--- BEGIN Exercise input ---

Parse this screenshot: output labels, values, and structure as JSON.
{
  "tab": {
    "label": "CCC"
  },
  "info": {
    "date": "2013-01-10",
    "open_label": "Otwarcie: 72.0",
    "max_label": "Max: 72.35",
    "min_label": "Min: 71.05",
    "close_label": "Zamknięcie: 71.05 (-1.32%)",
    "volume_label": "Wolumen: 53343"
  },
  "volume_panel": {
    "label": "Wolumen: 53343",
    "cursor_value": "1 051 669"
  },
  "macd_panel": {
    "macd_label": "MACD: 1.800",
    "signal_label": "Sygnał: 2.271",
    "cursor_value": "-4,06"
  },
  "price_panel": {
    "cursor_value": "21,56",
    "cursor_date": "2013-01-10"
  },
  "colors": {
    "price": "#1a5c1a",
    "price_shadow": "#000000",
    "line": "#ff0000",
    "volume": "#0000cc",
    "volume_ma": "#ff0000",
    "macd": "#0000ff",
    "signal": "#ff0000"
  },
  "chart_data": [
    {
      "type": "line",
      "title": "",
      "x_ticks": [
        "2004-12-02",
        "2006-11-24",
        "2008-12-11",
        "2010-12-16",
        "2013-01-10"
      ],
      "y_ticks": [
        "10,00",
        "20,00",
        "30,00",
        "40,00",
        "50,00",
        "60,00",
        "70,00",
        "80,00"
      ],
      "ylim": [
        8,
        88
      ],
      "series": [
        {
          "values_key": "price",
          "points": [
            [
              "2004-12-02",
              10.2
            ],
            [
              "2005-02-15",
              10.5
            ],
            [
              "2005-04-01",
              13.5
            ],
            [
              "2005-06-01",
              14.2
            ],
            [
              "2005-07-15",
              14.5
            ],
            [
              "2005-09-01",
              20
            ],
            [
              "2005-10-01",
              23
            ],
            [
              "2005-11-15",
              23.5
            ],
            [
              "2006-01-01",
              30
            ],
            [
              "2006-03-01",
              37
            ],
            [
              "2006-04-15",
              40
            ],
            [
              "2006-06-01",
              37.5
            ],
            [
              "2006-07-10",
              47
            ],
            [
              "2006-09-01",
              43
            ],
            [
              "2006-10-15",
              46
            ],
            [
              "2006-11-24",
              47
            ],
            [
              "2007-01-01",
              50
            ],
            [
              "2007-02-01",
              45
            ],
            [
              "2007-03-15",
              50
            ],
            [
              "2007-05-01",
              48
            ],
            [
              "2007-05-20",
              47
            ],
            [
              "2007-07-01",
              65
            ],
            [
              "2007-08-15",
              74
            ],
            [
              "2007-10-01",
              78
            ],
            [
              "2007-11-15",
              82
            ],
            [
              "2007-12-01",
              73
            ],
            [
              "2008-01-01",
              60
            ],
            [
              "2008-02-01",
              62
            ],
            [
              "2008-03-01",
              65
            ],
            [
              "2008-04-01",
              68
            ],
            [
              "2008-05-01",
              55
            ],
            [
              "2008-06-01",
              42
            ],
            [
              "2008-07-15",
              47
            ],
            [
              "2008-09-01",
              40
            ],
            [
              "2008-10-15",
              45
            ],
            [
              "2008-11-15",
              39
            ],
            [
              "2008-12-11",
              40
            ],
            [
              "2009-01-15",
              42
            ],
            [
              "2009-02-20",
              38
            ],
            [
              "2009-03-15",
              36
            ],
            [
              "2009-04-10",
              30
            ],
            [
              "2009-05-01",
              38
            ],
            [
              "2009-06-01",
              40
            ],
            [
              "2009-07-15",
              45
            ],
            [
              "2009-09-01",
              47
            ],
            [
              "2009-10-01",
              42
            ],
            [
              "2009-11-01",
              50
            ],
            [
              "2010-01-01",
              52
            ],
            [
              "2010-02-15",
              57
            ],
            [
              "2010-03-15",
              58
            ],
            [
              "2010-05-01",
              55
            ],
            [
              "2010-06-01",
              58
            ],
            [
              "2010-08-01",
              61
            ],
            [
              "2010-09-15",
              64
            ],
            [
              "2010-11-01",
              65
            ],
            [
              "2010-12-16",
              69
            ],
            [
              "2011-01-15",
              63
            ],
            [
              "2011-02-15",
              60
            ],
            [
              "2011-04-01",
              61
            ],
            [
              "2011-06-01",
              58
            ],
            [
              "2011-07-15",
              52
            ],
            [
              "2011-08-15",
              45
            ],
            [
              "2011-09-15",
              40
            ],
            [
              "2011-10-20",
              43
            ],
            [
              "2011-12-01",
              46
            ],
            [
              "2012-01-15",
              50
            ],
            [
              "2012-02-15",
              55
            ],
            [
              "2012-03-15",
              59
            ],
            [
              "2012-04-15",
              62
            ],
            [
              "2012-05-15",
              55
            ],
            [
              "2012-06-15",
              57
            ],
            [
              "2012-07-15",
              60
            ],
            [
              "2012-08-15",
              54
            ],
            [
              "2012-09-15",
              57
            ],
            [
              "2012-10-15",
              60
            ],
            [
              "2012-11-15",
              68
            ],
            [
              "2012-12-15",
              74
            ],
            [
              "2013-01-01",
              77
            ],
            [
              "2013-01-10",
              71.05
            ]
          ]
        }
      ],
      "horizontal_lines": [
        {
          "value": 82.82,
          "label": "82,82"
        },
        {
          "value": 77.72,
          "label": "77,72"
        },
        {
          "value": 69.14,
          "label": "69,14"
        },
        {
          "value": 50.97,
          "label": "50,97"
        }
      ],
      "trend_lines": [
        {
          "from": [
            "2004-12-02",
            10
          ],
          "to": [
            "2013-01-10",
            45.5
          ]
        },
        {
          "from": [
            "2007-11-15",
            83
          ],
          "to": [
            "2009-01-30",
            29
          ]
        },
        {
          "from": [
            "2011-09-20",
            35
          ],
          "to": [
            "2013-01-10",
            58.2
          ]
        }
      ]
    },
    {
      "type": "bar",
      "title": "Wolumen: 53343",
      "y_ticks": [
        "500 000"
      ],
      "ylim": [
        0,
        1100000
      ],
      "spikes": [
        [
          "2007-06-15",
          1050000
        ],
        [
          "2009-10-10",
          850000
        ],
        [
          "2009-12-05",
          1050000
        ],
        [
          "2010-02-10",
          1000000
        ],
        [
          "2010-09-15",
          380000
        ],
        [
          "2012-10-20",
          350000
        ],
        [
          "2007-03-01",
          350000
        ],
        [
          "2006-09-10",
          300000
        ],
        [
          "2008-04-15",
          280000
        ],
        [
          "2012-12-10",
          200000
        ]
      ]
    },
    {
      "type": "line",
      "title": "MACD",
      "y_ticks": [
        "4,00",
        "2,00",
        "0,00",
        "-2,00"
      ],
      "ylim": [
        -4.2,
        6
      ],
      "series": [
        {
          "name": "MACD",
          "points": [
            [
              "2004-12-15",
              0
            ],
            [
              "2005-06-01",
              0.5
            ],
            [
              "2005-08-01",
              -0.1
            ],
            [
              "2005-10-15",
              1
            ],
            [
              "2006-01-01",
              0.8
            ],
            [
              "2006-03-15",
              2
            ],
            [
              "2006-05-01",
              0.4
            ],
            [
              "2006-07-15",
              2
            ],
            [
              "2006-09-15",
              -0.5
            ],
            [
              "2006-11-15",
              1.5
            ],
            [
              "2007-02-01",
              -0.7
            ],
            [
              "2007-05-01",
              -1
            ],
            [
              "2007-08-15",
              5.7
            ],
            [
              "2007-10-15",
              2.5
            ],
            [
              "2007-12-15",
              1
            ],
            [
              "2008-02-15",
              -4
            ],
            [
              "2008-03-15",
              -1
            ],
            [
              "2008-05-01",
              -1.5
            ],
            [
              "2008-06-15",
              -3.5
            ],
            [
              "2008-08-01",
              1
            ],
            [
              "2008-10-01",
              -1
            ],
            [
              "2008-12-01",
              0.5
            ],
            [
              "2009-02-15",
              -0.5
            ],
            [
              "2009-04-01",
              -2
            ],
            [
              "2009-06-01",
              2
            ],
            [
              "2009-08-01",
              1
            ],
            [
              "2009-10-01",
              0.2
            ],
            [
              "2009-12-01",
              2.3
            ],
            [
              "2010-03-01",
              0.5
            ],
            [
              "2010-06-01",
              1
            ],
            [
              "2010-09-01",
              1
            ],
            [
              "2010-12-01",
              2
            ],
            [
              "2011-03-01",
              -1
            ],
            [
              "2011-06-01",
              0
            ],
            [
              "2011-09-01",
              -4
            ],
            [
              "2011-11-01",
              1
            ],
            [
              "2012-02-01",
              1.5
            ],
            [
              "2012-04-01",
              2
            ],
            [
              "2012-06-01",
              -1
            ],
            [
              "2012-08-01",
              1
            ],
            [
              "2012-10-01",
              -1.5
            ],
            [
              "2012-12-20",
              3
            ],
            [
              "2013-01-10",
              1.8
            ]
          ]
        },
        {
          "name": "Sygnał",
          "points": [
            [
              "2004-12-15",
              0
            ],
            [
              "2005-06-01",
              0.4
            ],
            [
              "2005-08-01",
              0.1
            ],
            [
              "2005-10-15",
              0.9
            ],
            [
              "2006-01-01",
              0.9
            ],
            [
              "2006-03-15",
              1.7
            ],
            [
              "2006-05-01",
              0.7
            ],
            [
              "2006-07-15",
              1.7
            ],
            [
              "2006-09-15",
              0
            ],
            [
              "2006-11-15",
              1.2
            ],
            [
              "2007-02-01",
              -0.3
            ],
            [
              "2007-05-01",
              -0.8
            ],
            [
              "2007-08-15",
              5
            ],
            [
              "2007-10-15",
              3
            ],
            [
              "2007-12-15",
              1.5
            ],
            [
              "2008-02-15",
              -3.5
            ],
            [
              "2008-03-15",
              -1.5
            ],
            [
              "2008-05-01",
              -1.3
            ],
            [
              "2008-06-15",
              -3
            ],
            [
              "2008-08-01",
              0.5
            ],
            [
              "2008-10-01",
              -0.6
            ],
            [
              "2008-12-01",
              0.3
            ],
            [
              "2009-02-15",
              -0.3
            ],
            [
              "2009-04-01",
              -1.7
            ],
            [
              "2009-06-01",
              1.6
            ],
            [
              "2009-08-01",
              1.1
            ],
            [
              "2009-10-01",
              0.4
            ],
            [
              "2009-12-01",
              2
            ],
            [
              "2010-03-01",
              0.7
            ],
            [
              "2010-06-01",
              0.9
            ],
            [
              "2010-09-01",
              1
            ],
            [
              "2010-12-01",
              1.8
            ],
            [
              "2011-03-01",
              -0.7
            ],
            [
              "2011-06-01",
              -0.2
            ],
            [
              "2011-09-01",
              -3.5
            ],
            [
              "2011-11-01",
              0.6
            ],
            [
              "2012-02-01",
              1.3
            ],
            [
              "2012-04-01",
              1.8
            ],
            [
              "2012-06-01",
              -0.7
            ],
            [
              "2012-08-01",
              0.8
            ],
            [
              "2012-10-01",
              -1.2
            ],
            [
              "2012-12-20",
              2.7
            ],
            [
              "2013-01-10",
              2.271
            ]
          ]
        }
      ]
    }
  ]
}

--- END Exercise input ---

# What you need to do
Copy out each line of the records that holds the string "title".

# Answer in full
      "title": "",
      "title": "Wolumen: 53343",
      "title": "MACD",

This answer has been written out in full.